• What needs to be done
Look through the material below. Copy each line that contains the string "your".

Stored data entries
-=-=-

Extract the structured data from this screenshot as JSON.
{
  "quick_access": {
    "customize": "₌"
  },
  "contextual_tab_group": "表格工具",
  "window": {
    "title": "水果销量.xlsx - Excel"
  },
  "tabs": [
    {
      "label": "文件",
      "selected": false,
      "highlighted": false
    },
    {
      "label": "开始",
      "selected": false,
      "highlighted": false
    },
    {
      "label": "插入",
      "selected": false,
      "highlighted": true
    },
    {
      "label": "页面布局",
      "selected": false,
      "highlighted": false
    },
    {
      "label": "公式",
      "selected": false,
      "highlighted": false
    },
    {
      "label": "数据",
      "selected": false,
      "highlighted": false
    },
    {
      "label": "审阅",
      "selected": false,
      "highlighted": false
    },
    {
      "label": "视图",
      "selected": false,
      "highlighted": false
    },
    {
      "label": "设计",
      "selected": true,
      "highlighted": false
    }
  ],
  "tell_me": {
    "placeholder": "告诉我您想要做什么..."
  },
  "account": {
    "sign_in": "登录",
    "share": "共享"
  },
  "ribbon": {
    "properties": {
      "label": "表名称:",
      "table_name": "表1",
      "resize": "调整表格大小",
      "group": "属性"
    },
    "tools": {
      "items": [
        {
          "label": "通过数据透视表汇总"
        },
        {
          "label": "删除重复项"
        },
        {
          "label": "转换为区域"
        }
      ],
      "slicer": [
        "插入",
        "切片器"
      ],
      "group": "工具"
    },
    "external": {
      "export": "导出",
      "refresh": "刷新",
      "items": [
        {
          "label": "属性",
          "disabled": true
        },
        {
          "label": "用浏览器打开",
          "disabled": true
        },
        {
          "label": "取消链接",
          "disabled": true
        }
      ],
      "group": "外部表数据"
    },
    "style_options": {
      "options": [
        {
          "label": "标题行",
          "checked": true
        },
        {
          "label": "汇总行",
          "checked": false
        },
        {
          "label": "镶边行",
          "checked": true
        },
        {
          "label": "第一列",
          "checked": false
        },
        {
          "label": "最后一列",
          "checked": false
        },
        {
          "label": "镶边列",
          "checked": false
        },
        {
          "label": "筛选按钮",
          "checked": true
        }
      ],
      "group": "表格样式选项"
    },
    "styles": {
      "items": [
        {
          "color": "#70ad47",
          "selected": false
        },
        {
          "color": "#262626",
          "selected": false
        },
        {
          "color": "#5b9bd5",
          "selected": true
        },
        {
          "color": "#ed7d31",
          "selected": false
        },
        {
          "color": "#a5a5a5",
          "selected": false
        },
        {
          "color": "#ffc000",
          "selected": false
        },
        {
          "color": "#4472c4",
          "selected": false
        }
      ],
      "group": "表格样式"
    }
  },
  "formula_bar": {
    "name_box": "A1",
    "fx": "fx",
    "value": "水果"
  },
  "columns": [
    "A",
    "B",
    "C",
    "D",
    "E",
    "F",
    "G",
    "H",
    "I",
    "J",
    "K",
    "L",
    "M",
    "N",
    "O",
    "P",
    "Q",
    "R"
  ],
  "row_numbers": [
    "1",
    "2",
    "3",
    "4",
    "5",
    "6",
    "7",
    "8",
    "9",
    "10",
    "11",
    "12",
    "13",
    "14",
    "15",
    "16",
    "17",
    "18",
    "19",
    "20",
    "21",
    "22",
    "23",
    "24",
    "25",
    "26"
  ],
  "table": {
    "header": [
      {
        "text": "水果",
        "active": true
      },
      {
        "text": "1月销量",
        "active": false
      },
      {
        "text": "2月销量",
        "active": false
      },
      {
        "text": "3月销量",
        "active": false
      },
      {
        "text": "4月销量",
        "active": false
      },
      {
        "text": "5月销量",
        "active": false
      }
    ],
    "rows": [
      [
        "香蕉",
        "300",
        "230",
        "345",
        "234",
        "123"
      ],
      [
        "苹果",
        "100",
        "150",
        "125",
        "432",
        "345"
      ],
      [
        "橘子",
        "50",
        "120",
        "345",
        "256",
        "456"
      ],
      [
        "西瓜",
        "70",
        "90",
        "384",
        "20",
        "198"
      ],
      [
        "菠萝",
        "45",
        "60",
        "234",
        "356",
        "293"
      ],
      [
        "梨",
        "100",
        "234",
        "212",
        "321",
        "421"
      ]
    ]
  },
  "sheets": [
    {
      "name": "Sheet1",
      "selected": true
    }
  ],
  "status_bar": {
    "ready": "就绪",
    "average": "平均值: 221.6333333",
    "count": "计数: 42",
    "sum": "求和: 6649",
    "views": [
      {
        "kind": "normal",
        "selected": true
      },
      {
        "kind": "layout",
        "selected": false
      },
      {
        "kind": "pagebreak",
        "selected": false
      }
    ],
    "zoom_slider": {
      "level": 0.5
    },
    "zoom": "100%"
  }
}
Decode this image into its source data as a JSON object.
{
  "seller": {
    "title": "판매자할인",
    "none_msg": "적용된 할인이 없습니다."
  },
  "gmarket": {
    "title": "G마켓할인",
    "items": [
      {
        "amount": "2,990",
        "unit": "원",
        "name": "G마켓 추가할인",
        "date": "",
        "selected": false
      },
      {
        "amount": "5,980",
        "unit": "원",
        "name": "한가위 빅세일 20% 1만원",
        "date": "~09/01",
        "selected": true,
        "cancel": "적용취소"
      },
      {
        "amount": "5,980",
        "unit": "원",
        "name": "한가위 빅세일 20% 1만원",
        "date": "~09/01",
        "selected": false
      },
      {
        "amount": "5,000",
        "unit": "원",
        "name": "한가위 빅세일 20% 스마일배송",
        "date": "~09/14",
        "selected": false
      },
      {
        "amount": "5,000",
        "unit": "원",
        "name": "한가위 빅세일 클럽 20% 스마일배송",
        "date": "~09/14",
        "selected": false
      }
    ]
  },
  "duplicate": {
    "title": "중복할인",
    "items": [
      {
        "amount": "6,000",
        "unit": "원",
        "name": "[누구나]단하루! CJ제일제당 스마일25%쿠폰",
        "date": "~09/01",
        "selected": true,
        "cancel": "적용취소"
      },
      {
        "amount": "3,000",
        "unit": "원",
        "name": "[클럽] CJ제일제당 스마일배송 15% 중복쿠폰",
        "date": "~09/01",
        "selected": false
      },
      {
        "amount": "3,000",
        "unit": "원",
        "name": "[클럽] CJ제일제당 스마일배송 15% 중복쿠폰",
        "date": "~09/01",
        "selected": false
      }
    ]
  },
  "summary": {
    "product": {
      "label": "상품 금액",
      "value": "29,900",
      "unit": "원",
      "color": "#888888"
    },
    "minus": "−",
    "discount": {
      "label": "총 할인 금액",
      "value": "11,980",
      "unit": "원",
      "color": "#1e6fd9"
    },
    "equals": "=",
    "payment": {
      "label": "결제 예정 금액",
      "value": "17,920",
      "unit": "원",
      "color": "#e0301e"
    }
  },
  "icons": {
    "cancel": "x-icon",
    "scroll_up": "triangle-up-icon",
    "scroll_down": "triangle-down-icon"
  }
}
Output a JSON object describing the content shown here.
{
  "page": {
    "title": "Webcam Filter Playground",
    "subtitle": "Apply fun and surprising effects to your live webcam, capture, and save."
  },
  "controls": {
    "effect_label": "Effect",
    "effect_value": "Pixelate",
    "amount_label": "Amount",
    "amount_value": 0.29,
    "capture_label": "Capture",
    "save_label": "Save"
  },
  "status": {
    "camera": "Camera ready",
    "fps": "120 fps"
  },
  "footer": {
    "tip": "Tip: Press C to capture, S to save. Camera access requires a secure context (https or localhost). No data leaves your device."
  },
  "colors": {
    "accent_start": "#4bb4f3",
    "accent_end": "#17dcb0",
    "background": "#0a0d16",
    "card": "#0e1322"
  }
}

-=-=-

• Exercise answer
    "subtitle": "Apply fun and surprising effects to your live webcam, capture, and save."
    "tip": "Tip: Press C to capture, S to save. Camera access requires a secure context (https or localhost). No data leaves your device."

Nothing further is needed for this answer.